**DATASET ENTRIES:**
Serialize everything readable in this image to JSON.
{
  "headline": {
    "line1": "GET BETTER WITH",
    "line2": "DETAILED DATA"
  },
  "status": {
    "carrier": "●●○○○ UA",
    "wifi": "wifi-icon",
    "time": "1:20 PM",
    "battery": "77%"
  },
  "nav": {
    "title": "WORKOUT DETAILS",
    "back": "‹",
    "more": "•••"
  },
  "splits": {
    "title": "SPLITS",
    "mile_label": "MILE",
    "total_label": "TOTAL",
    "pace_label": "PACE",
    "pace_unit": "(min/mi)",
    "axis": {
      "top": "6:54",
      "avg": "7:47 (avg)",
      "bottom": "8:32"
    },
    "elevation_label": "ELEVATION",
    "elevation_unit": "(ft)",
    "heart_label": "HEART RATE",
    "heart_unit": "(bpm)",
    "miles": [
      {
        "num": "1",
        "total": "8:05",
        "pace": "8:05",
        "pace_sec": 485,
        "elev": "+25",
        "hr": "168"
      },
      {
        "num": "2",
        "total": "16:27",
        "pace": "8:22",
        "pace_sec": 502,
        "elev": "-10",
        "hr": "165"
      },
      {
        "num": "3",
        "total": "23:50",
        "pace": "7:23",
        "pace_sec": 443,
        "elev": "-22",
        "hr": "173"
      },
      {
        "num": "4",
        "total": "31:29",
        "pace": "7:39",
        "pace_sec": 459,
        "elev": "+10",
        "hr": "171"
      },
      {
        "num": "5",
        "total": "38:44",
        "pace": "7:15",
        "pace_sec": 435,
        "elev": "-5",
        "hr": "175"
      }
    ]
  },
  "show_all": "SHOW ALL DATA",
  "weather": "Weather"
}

**GOAL OF THE EXERCISE:** Collect each line holding the string "title".

**SOLUTION:**
    "title": "WORKOUT DETAILS",
    "title": "SPLITS",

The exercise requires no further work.